### WHAT THIS EXERCISE ASKS
[1] Answer these from the excerpt on scaling SignalR below:
(a) Which two options allow clients connected to other servers to receive a broadcast?
(b) What server resources does SignalR use to maintain persistent connections?
(c) What does SignalR not offer, according to the section on global users?
[2] Extend the excerpt on scaling SignalR below, picking up right after its final sentence.

Below are the most common issues that arise when scaling SignalR - especially in production or realtime customer-facing systems.

Copy link to clipboard

🔁 Messages don’t reach all clients

What’s happening: SignalR connections are stateful and bound to the server that accepted them. In a scaled-out environment (e.g. multiple app instances behind a load balancer), each server manages only its own connections. If one server broadcasts a message, clients connected to other servers won't receive it - unless a Redis backplane or Azure SignalR Service is used.

Why this matters: Developers often discover this only after scaling up, leading to message loss and broken user experiences.

What to watch for:

Users missing updates in chats, dashboards, or live feeds
Inconsistent behavior between users in the same session or room
Debug logs showing successful broadcasts, but no delivery

Copy link to clipboard

📉 Performance degrades under load

What’s happening: SignalR uses server memory and threads to maintain persistent connections. Under high concurrency - especially without WebSockets - the server can become overloaded with long polling or SSE connections.

Why this matters: Unlike stateless HTTP requests, SignalR requires keeping connections open, which limits scalability without infrastructure tuning.

What to watch for:

Increased latency or CPU/memory usage as concurrent users grow
Application pool recycling or crashes under load
Transport fallbacks to long polling increasing server strain

Copy link to clipboard

🌍 High latency for global users

What’s happening: SignalR does not offer built-in edge acceleration or global distribution. All traffic flows through the region where your servers (or Azure SignalR Service) are deployed.

### INFORMATION PROVIDED
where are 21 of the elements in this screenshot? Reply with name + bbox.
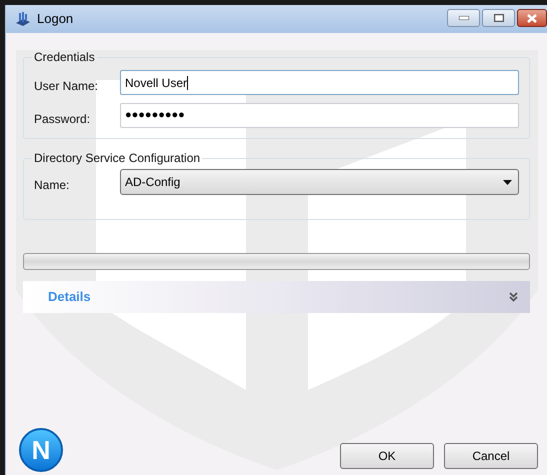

### ANSWERS TO THE PROBLEMS
[1]
(a) A Redis backplane or Azure SignalR Service.
(b) Server memory and threads.
(c) Built-in edge acceleration or global distribution.

[2]
Why this matters: In time-sensitive applications - games, trading platforms, collaborative tools - even a few hundred milliseconds of latency can ruin the experience.

What to watch for:

Lag or message delays reported by users far from your data center
Need for multi-region support but no native failover or routing
Poor real-time UX despite low server load

Copy link to clipboard

🧪 Transport fallback and silent degradation

What’s happening: SignalR attempts to use WebSockets but silently falls back to Server-Sent Events or long polling if WebSockets aren’t supported by the client or infrastructure.

Why this matters: These fallback transports are less efficient and more resource-intensive - but developers often don’t realize a fallback has occurred until performance issues arise.

What to watch for:

Unexplained latency or server load spikes
Users behind corporate proxies or restrictive networks experiencing degraded performance
Poor performance on mobile or older browsers

Copy link to clipboard

🔐 Limited visibility into connection health

What’s happening: SignalR provides minimal built-in observability. You don’t get native metrics for connection duration, disconnect reasons, dropped messages, or transport type usage.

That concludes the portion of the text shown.